::: Available data :::

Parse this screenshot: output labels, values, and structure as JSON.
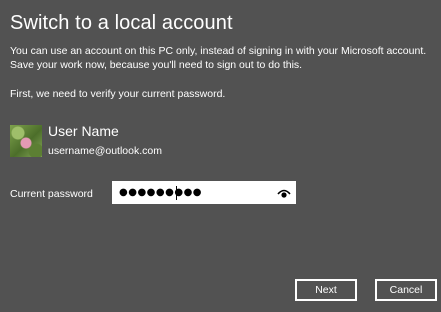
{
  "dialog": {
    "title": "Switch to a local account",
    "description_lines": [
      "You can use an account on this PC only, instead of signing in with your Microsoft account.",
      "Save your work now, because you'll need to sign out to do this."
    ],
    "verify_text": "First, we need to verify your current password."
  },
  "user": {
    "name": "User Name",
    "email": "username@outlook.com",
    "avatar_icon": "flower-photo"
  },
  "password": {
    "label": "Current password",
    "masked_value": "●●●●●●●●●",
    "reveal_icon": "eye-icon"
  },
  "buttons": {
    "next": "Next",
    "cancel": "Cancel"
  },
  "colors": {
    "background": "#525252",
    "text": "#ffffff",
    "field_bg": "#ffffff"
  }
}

:::
::: Available data :::

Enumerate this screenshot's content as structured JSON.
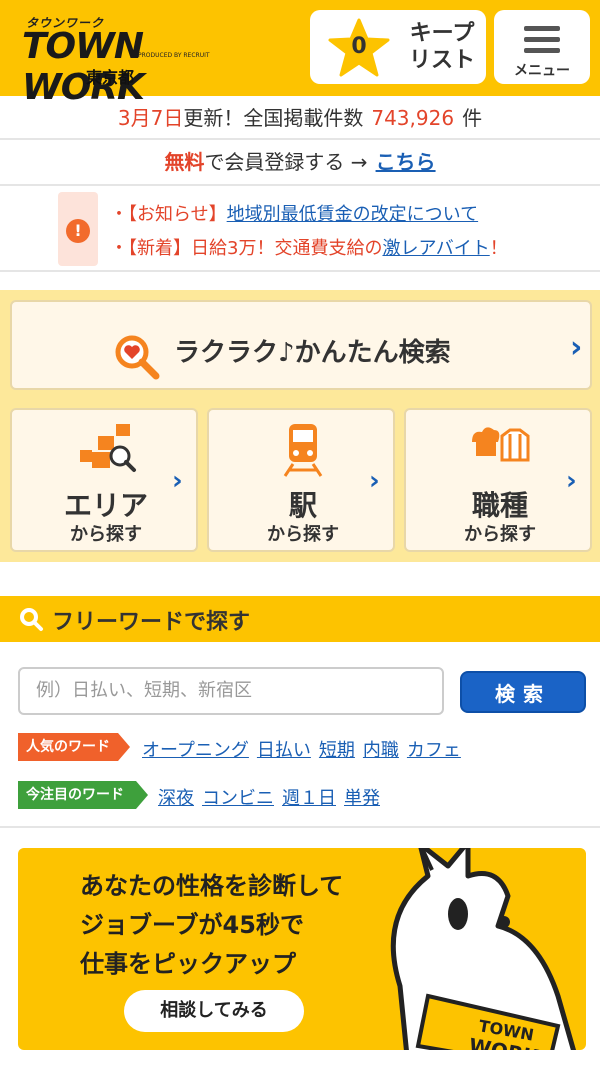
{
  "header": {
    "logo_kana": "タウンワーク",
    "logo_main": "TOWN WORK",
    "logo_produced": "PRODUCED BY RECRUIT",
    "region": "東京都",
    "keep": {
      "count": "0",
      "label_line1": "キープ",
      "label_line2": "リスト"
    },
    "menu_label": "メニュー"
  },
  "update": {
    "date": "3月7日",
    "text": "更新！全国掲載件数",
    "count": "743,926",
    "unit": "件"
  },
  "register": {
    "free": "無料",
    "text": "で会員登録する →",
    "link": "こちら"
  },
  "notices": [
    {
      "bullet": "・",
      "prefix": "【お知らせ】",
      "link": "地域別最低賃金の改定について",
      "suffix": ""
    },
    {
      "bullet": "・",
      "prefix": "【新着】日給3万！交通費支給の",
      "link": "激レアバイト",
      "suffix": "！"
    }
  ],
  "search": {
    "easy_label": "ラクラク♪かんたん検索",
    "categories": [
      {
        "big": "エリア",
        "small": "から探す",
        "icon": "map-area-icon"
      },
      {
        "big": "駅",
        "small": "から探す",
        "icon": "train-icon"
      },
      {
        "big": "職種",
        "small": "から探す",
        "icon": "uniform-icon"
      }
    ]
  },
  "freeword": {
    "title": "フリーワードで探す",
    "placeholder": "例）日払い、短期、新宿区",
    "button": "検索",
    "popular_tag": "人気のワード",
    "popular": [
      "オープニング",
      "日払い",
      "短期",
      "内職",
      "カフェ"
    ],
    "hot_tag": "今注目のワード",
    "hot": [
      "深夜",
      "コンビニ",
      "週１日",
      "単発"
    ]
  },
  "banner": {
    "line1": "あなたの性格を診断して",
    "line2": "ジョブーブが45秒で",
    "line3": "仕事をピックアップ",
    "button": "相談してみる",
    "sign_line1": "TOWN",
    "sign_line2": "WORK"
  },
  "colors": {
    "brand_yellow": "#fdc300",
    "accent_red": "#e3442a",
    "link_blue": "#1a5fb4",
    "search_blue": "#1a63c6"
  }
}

:::

Check each line of the data above for the word "your", then state how many lines have it. Give the number alone.

3